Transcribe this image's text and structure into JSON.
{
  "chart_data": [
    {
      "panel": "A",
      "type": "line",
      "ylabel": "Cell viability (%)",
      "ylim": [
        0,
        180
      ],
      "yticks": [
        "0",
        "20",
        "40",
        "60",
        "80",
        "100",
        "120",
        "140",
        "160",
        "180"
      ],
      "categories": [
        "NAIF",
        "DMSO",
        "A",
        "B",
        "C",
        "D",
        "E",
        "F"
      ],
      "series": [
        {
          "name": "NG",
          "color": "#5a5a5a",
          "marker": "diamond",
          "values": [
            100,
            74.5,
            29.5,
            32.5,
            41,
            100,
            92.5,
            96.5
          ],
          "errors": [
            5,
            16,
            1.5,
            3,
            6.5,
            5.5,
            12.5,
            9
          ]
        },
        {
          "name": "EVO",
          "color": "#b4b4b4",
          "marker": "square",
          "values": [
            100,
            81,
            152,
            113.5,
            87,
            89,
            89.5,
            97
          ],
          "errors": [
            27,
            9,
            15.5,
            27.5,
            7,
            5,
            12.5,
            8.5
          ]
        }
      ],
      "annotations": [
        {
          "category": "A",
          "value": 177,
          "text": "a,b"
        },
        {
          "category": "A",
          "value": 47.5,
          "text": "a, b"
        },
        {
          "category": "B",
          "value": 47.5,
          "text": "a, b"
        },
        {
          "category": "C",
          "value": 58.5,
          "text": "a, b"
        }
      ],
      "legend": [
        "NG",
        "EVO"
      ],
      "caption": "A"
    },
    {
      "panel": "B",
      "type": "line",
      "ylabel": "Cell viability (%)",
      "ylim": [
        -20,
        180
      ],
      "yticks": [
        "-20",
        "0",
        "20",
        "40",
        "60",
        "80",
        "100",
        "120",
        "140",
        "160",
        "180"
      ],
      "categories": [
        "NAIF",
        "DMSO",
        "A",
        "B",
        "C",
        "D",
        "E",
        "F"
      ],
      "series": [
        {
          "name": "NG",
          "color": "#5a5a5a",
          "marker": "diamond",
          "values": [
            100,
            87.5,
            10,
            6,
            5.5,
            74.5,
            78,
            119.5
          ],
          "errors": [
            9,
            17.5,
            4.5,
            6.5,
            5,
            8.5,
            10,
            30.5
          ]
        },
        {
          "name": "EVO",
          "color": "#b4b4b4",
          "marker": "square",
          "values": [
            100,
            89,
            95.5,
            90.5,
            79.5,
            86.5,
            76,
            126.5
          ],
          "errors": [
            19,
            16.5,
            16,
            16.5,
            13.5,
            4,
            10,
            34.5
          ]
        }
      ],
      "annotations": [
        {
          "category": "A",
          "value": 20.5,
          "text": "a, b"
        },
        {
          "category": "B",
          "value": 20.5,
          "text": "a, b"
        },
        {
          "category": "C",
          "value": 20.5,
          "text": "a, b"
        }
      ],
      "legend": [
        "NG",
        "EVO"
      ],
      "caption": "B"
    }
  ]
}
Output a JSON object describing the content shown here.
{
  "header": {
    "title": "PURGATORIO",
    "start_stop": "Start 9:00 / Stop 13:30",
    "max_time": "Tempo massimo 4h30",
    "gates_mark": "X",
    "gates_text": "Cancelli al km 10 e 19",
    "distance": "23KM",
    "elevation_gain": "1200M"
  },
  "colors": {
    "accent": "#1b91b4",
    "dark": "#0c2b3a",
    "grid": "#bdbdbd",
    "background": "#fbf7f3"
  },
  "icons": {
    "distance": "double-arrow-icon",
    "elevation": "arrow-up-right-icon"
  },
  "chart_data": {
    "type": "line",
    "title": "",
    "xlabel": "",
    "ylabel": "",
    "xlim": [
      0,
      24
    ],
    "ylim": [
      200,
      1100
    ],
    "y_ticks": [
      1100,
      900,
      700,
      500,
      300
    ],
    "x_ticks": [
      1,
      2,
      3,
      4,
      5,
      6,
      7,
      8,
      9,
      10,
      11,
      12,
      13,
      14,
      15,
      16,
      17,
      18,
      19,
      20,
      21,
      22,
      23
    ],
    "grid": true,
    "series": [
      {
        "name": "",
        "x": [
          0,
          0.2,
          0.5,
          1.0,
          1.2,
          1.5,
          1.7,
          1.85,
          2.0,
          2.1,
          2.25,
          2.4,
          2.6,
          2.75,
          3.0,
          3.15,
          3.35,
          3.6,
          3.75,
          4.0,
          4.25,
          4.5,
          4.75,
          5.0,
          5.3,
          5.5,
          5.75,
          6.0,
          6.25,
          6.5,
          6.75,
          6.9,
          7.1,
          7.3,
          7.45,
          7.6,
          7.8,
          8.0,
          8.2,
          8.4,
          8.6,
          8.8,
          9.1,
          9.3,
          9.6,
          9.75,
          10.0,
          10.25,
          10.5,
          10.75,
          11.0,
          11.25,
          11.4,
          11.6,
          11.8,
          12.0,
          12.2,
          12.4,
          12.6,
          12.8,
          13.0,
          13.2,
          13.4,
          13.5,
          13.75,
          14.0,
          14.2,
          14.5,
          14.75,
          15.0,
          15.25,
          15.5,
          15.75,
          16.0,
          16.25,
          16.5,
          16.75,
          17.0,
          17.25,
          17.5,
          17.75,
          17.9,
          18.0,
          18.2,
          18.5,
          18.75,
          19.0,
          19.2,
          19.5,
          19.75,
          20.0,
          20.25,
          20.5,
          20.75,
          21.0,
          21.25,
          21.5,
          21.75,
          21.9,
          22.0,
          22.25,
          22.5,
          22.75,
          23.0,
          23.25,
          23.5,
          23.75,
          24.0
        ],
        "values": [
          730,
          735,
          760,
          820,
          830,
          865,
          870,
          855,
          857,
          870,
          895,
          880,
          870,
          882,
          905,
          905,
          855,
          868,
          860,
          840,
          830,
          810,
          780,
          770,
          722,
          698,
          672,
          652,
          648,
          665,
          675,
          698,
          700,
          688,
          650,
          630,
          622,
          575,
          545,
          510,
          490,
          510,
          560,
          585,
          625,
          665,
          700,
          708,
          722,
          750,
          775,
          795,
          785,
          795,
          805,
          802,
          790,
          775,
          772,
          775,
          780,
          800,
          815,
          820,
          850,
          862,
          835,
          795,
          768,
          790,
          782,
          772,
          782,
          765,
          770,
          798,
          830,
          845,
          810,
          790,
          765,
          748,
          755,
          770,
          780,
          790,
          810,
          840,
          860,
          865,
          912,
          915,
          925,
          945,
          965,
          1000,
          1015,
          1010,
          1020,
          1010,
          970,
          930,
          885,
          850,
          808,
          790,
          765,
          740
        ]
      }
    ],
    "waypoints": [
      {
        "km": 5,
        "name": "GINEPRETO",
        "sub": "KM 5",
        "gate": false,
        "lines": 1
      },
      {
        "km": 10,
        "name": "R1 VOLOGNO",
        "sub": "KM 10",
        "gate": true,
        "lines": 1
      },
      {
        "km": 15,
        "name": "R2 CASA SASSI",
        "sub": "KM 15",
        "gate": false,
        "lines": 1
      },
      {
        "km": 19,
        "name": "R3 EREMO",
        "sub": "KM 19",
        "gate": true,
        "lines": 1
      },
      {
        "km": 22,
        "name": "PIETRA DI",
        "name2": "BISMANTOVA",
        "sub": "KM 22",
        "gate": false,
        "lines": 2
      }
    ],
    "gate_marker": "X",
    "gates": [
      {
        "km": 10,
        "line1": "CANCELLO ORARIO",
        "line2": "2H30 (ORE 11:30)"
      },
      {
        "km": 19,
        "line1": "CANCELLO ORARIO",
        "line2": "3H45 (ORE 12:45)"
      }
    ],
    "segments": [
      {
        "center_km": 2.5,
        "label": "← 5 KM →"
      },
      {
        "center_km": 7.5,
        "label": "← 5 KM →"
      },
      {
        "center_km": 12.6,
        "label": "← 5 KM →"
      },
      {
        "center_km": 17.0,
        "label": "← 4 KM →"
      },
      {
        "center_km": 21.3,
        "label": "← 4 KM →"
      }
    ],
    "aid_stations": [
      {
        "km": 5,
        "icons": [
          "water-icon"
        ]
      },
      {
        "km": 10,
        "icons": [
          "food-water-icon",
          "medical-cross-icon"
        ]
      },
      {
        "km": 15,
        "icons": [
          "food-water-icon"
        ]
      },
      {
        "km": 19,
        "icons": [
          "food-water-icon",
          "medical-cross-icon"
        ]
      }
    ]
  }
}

##########

STATED GOAL
Search the data above for the word "JSON", then gather each line in which it appears.

SOLUTION TO THIS EXERCISE
Transcribe this image's text and structure into JSON.
Output a JSON object describing the content shown here.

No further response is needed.